**Verilen metin:**
AB ve ABD'ye karşı Kırmızı Kitap
Profil yayınlarından çıkan kitabına neden “Kırmızı Kitap” adını verdiğini, bir gazeteci yazarın ülkenin başına 2019 yılında geçmesi fikrini nereden geliştirdiğini, kitabın kahramanı olan başbakan Mehmet Demir’in o zamana kadar gizli tutulmuş olan petrolü çıkarması fikrinin altında, gerçek bilgilere herhangi bir gönderme yapıp yapmadığını, Türkiye gibi bir ülkenin, 2019’da da olsa, ABD ve batılı müttefiklerini bir günde nasıl alt edebileceğini sorduk. Bunların yanında, doların Asya ve Arap ülkeleri tarafından tanınmamasının, batı dünyasını gerçekten bitireceğine inanıp inanmadığını da sorduk. İşte o röportaj:
-Öncelikle yazdığınız ilk kitabın bu kadar büyük ilgi göreceğini düşünmüş müydünüz diye soralım.

**Yapılacak işler:**
1 - Kırmızı Kitap röportajının girişinde yazara sorulduğu belirtilen konuları madde madde sıralayın.
2 - Kırmızı Kitap röportajına göre kitabın kahramanı kimdir?
3 - Kırmızı Kitap röportajını, son satırdaki sorudan sonra gelecek kısımla sürdürün.

**Veri bölümü:**

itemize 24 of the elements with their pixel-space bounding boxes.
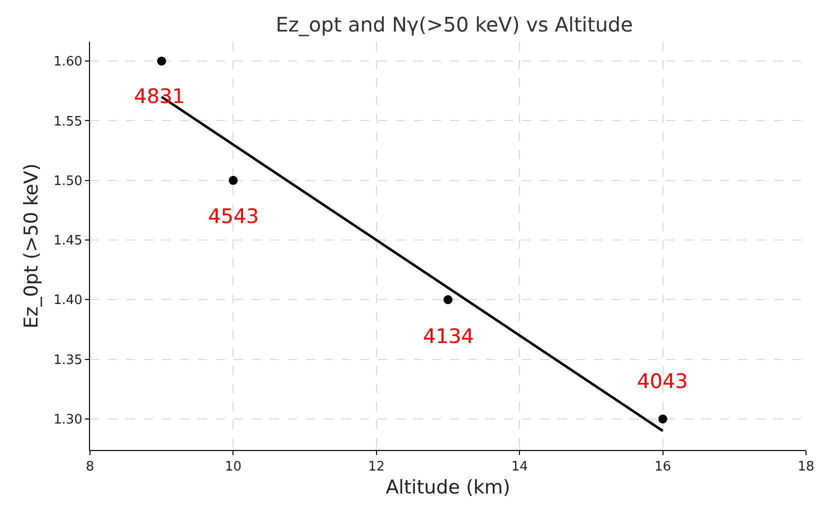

**Çıktılar:**
1 -
- Kitabına neden "Kırmızı Kitap" adını verdiği
- Bir gazeteci yazarın 2019 yılında ülkenin başına geçmesi fikrini nereden geliştirdiği
- Başbakan Mehmet Demir'in o zamana kadar gizli tutulmuş petrolü çıkarması fikrinin gerçek bilgilere bir gönderme yapıp yapmadığı
- Türkiye gibi bir ülkenin ABD ve batılı müttefiklerini bir günde nasıl alt edebileceği
- Doların Asya ve Arap ülkeleri tarafından tanınmamasının batı dünyasını gerçekten bitireceğine inanıp inanmadığı

2 - Kitabın kahramanı başbakan Mehmet Demir'dir.

3 -
Muhammet Kutlu: Üzerinde bir yıldır çalıştığım bir eser. Dört başı mamur bir eser olması için oldukça fazla özen gösterdiğimi söyleyebilirim. Ama yine de piyasaya çıkan ilk kitabım olması nedeniyle bu kadar büyük bir ilgiyi beklememiştim doğrusu.
-Sahi nasıl satışlar?
Muhammet Kutlu: İlginçtir, öğrendiğim kadarıyla, ilk baskının büyük bölümü internet üzerinden yapılan siparişlerle satılmış. Sanıyorum kitabın ismi ilk ilginin yoğun olmasını sağladı. Umarım okurlarım, kitabın içeriğinden de memnun olurlar.
-İsim dediniz de hemen aklımızdaki soruyu soralım. “Kırmızı Kitap” ismi oldukça iddialı bir isim. Kitabınız gerçekten şu hep konuşulan Türkiye’nin derin anayasasını mı ele alıyor?
Muhammet Kutlu: Kitabın çıkış noktası, gerçekten de dediğiniz gibi, Türkiye’nin en tepesindeki birkaç önemli isim görevine başlarken not almasına izin verilmeden, yalnızca okuması sağlanan kitap aslında. Ancak piyasaya çıkan “Kırmızı Kitap” sadece bunu işlemiyor. Bu açıdan bakıldığında, okurlara sürprizler olduğunu söylemek mümkün.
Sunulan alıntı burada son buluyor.